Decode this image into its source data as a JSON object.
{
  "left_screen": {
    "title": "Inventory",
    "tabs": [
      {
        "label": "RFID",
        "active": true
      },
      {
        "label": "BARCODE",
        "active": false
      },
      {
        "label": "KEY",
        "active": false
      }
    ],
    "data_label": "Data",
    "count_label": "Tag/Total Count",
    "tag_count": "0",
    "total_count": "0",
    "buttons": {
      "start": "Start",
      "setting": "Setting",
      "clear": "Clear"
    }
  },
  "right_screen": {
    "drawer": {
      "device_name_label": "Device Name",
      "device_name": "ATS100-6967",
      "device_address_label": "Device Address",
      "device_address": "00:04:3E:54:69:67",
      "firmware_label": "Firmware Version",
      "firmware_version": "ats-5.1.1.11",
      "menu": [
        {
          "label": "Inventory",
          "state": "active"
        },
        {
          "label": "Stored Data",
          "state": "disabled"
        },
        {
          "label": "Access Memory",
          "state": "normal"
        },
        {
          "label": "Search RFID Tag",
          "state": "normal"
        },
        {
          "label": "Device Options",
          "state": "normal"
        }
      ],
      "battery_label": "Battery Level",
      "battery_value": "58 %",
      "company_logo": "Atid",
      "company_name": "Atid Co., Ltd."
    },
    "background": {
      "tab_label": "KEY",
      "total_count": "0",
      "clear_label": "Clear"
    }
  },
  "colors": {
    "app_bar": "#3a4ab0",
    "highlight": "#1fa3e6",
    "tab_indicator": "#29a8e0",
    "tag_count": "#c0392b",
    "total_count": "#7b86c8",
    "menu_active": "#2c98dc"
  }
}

+===+

== Required task ==
Restate every entry word for word.

== In response ==
Decode this image into its source data as a JSON object.
{
  "left_screen": {
    "title": "Inventory",
    "tabs": [
      {
        "label": "RFID",
        "active": true
      },
      {
        "label": "BARCODE",
        "active": false
      },
      {
        "label": "KEY",
        "active": false
      }
    ],
    "data_label": "Data",
    "count_label": "Tag/Total Count",
    "tag_count": "0",
    "total_count": "0",
    "buttons": {
      "start": "Start",
      "setting": "Setting",
      "clear": "Clear"
    }
  },
  "right_screen": {
    "drawer": {
      "device_name_label": "Device Name",
      "device_name": "ATS100-6967",
      "device_address_label": "Device Address",
      "device_address": "00:04:3E:54:69:67",
      "firmware_label": "Firmware Version",
      "firmware_version": "ats-5.1.1.11",
      "menu": [
        {
          "label": "Inventory",
          "state": "active"
        },
        {
          "label": "Stored Data",
          "state": "disabled"
        },
        {
          "label": "Access Memory",
          "state": "normal"
        },
        {
          "label": "Search RFID Tag",
          "state": "normal"
        },
        {
          "label": "Device Options",
          "state": "normal"
        }
      ],
      "battery_label": "Battery Level",
      "battery_value": "58 %",
      "company_logo": "Atid",
      "company_name": "Atid Co., Ltd."
    },
    "background": {
      "tab_label": "KEY",
      "total_count": "0",
      "clear_label": "Clear"
    }
  },
  "colors": {
    "app_bar": "#3a4ab0",
    "highlight": "#1fa3e6",
    "tab_indicator": "#29a8e0",
    "tag_count": "#c0392b",
    "total_count": "#7b86c8",
    "menu_active": "#2c98dc"
  }
}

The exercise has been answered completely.